Goal: Count every line that has the word "this". Give the number, without anything more.

Stored dataset items
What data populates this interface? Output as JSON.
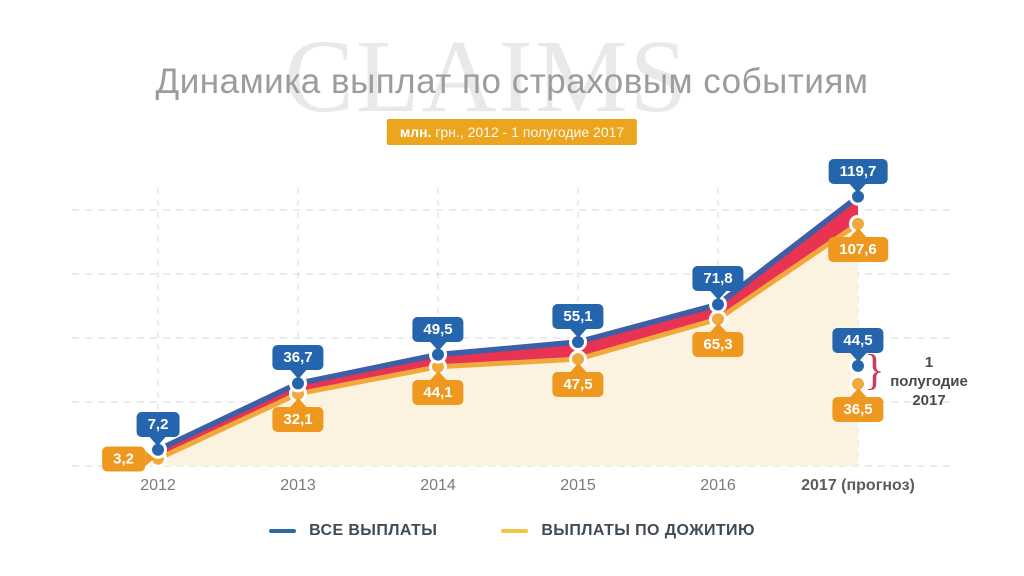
{
  "watermark": "CLAIMS",
  "chart_data": {
    "type": "area",
    "title": "Динамика выплат по страховым событиям",
    "subtitle_bold": "млн.",
    "subtitle_rest": " грн., 2012 - 1 полугодие 2017",
    "categories": [
      "2012",
      "2013",
      "2014",
      "2015",
      "2016",
      "2017 (прогноз)"
    ],
    "series": [
      {
        "name": "ВСЕ ВЫПЛАТЫ",
        "values": [
          7.2,
          36.7,
          49.5,
          55.1,
          71.8,
          119.7
        ],
        "labels": [
          "7,2",
          "36,7",
          "49,5",
          "55,1",
          "71,8",
          "119,7"
        ],
        "line_color": "#3D5FA6",
        "marker_color": "#2565AE",
        "legend_color": "#2F6A9F"
      },
      {
        "name": "ВЫПЛАТЫ ПО ДОЖИТИЮ",
        "values": [
          3.2,
          32.1,
          44.1,
          47.5,
          65.3,
          107.6
        ],
        "labels": [
          "3,2",
          "32,1",
          "44,1",
          "47,5",
          "65,3",
          "107,6"
        ],
        "line_color": "#F2A93B",
        "marker_color": "#F2A93B",
        "legend_color": "#F2C440"
      }
    ],
    "band_color": "#E83352",
    "area_fill": "#FBF3DF",
    "annotation": {
      "line1": "1 полугодие",
      "line2": "2017",
      "brace": "}",
      "points": [
        {
          "series": "ВСЕ ВЫПЛАТЫ",
          "value": 44.5,
          "label": "44,5"
        },
        {
          "series": "ВЫПЛАТЫ ПО ДОЖИТИЮ",
          "value": 36.5,
          "label": "36,5"
        }
      ]
    },
    "ylim": [
      0,
      128
    ],
    "grid": true,
    "legend_position": "bottom"
  },
  "colors": {
    "tooltip_blue": "#2565AE",
    "tooltip_orange": "#EF981F",
    "badge_gold": "#EBA51E",
    "title_gray": "#9C9C9C",
    "watermark_gray": "#E9E9E9",
    "grid_gray": "#E0E0E0",
    "axis_label_gray": "#7B7B7B",
    "legend_text": "#3F4B55",
    "annotation_text": "#4A4A4A",
    "brace_red": "#C93B5E"
  }
}
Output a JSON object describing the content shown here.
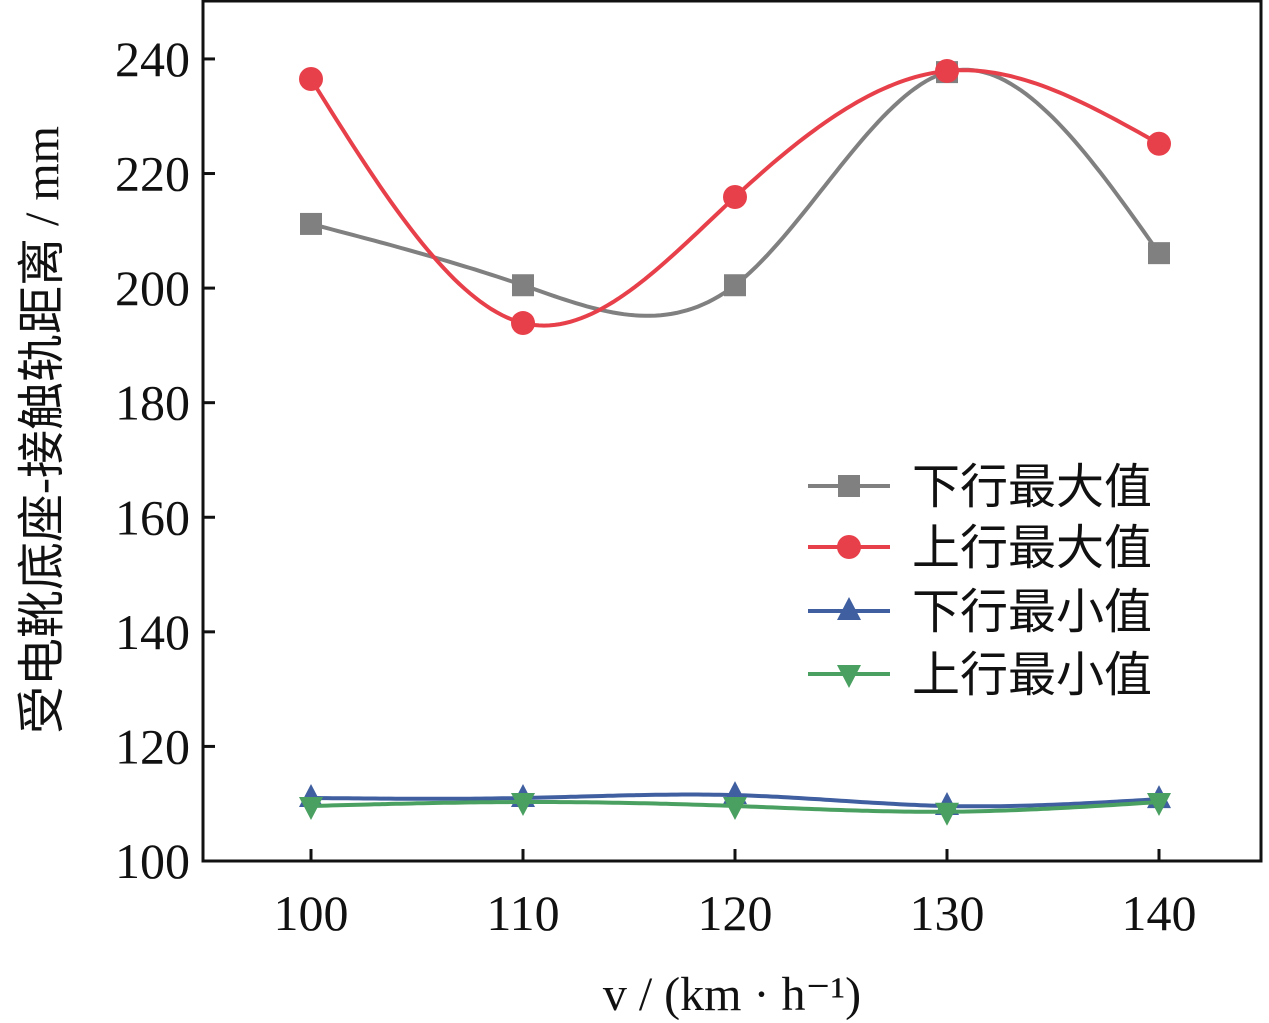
{
  "chart_data": {
    "type": "line",
    "title": "",
    "xlabel": "v / (km · h⁻¹)",
    "ylabel": "受电靴底座-接触轨距离 / mm",
    "x": [
      100,
      110,
      120,
      130,
      140
    ],
    "xlim": [
      95,
      145
    ],
    "ylim": [
      100,
      250
    ],
    "xticks": [
      "100",
      "110",
      "120",
      "130",
      "140"
    ],
    "yticks": [
      "100",
      "120",
      "140",
      "160",
      "180",
      "200",
      "220",
      "240"
    ],
    "grid": false,
    "legend_position": "right-middle",
    "series": [
      {
        "name": "下行最大值",
        "color": "#808080",
        "marker": "square",
        "values": [
          211.2,
          200.5,
          200.5,
          237.7,
          206.1
        ]
      },
      {
        "name": "上行最大值",
        "color": "#e8404a",
        "marker": "circle",
        "values": [
          236.5,
          193.9,
          215.9,
          237.9,
          225.2
        ]
      },
      {
        "name": "下行最小值",
        "color": "#3f5fa0",
        "marker": "triangle-up",
        "values": [
          111.0,
          111.0,
          111.5,
          109.6,
          110.8
        ]
      },
      {
        "name": "上行最小值",
        "color": "#4aa060",
        "marker": "triangle-down",
        "values": [
          109.6,
          110.3,
          109.6,
          108.6,
          110.3
        ]
      }
    ]
  }
}
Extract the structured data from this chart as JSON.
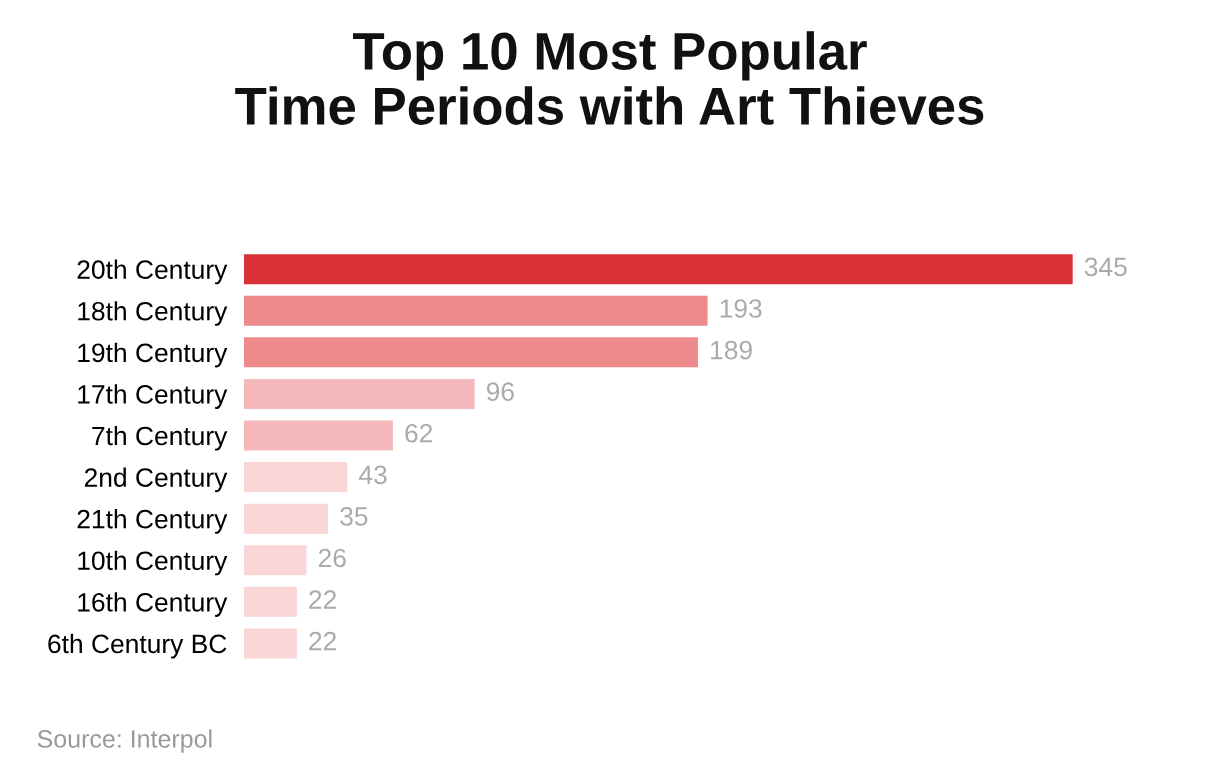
{
  "chart_data": {
    "type": "bar",
    "orientation": "horizontal",
    "title": "Top 10 Most Popular\nTime Periods with Art Thieves",
    "categories": [
      "20th Century",
      "18th Century",
      "19th Century",
      "17th Century",
      "7th Century",
      "2nd Century",
      "21th Century",
      "10th Century",
      "16th Century",
      "6th Century BC"
    ],
    "values": [
      345,
      193,
      189,
      96,
      62,
      43,
      35,
      26,
      22,
      22
    ],
    "colors": [
      "#d93236",
      "#ec8a8c",
      "#ec8a8c",
      "#f4b8ba",
      "#f4b8ba",
      "#fad6d7",
      "#fad6d7",
      "#fad6d7",
      "#fad6d7",
      "#fad6d7"
    ],
    "data_labels": true,
    "annotations": [
      "Source: Interpol"
    ]
  }
}
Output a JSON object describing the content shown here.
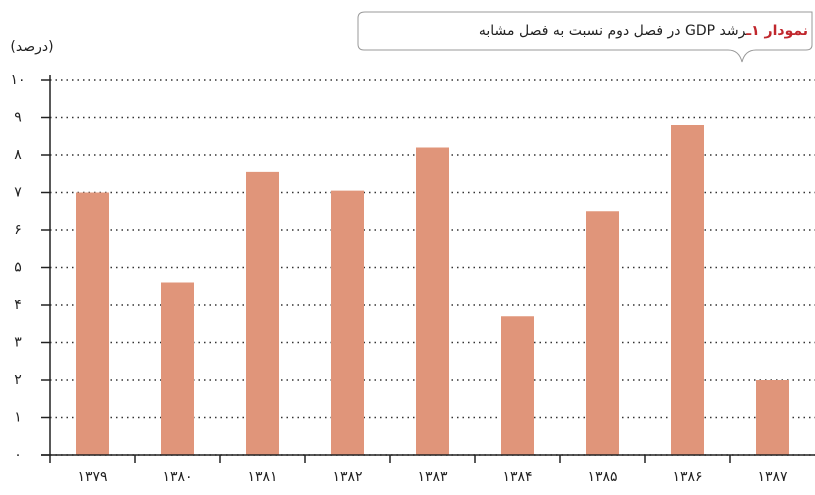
{
  "chart_data": {
    "type": "bar",
    "title_label": "نمودار ۱ـ",
    "title": "رشد GDP  در فصل دوم نسبت به فصل مشابه",
    "y_label": "(درصد)",
    "categories": [
      "۱۳۷۹",
      "۱۳۸۰",
      "۱۳۸۱",
      "۱۳۸۲",
      "۱۳۸۳",
      "۱۳۸۴",
      "۱۳۸۵",
      "۱۳۸۶",
      "۱۳۸۷"
    ],
    "values": [
      7.0,
      4.6,
      7.55,
      7.05,
      8.2,
      3.7,
      6.5,
      8.8,
      2.0
    ],
    "color": "#e0957a",
    "ylim": [
      0,
      10
    ],
    "yticks": [
      {
        "value": 0,
        "label": "۰"
      },
      {
        "value": 1,
        "label": "۱"
      },
      {
        "value": 2,
        "label": "۲"
      },
      {
        "value": 3,
        "label": "۳"
      },
      {
        "value": 4,
        "label": "۴"
      },
      {
        "value": 5,
        "label": "۵"
      },
      {
        "value": 6,
        "label": "۶"
      },
      {
        "value": 7,
        "label": "۷"
      },
      {
        "value": 8,
        "label": "۸"
      },
      {
        "value": 9,
        "label": "۹"
      },
      {
        "value": 10,
        "label": "۱۰"
      }
    ],
    "grid": true
  }
}
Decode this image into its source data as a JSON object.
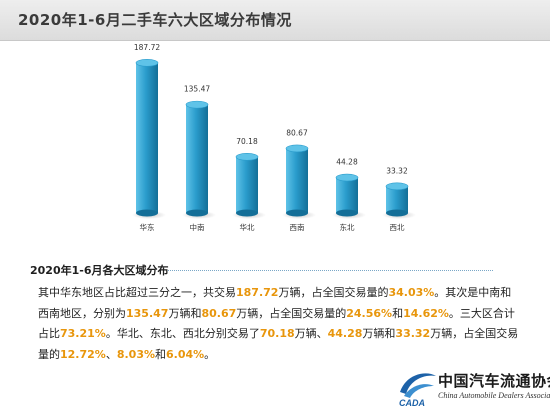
{
  "title": "2020年1-6月二手车六大区域分布情况",
  "colors": {
    "bar_light": "#5fc3e8",
    "bar_mid": "#2a9ccc",
    "bar_dark": "#146f98",
    "highlight": "#e8960c"
  },
  "chart_data": {
    "type": "bar",
    "categories": [
      "华东",
      "中南",
      "华北",
      "西南",
      "东北",
      "西北"
    ],
    "values": [
      187.72,
      135.47,
      70.18,
      80.67,
      44.28,
      33.32
    ],
    "value_labels": [
      "187.72",
      "135.47",
      "70.18",
      "80.67",
      "44.28",
      "33.32"
    ],
    "ylim": [
      0,
      200
    ],
    "grid": false,
    "legend": "none"
  },
  "section": {
    "title": "2020年1-6月各大区域分布",
    "paragraph": [
      {
        "t": "其中华东地区占比超过三分之一，共交易"
      },
      {
        "t": "187.72",
        "hl": true
      },
      {
        "t": "万辆，占全国交易量的"
      },
      {
        "t": "34.03%",
        "hl": true
      },
      {
        "t": "。其次是中南和西南地区，分别为"
      },
      {
        "t": "135.47",
        "hl": true
      },
      {
        "t": "万辆和"
      },
      {
        "t": "80.67",
        "hl": true
      },
      {
        "t": "万辆，占全国交易量的"
      },
      {
        "t": "24.56%",
        "hl": true
      },
      {
        "t": "和"
      },
      {
        "t": "14.62%",
        "hl": true
      },
      {
        "t": "。三大区合计占比"
      },
      {
        "t": "73.21%",
        "hl": true
      },
      {
        "t": "。华北、东北、西北分别交易了"
      },
      {
        "t": "70.18",
        "hl": true
      },
      {
        "t": "万辆、"
      },
      {
        "t": "44.28",
        "hl": true
      },
      {
        "t": "万辆和"
      },
      {
        "t": "33.32",
        "hl": true
      },
      {
        "t": "万辆，占全国交易量的"
      },
      {
        "t": "12.72%",
        "hl": true
      },
      {
        "t": "、"
      },
      {
        "t": "8.03%",
        "hl": true
      },
      {
        "t": "和"
      },
      {
        "t": "6.04%",
        "hl": true
      },
      {
        "t": "。"
      }
    ]
  },
  "logo": {
    "cn": "中国汽车流通协会",
    "en": "China Automobile Dealers Association",
    "mark_text": "CADA",
    "mark_icon": "cada-swoosh-icon"
  }
}
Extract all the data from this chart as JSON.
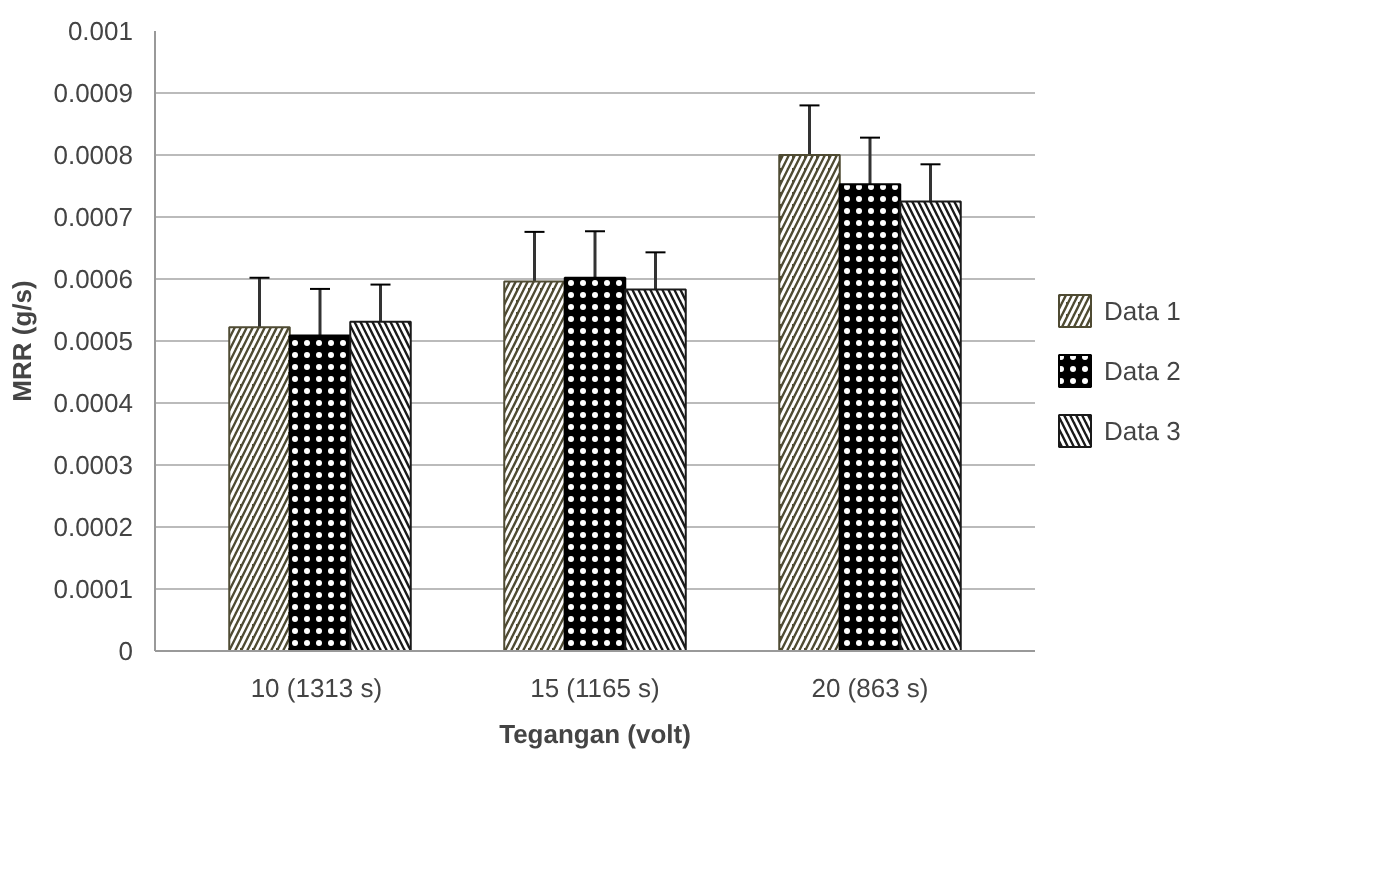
{
  "chart_data": {
    "type": "bar",
    "xlabel": "Tegangan (volt)",
    "ylabel": "MRR (g/s)",
    "categories": [
      "10  (1313 s)",
      "15 (1165 s)",
      "20 (863 s)"
    ],
    "series": [
      {
        "name": "Data 1",
        "color": "#4f4b33",
        "values": [
          0.000522,
          0.000596,
          0.0008
        ],
        "errors": [
          8e-05,
          8e-05,
          8e-05
        ]
      },
      {
        "name": "Data 2",
        "color": "#000000",
        "values": [
          0.000509,
          0.000602,
          0.000753
        ],
        "errors": [
          7.5e-05,
          7.5e-05,
          7.5e-05
        ]
      },
      {
        "name": "Data 3",
        "color": "#1a1a1a",
        "values": [
          0.000531,
          0.000583,
          0.000725
        ],
        "errors": [
          6e-05,
          6e-05,
          6e-05
        ]
      }
    ],
    "ylim": [
      0,
      0.001
    ],
    "yticks": [
      0,
      0.0001,
      0.0002,
      0.0003,
      0.0004,
      0.0005,
      0.0006,
      0.0007,
      0.0008,
      0.0009,
      0.001
    ],
    "grid": "y",
    "legend": "right"
  }
}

Task result: 4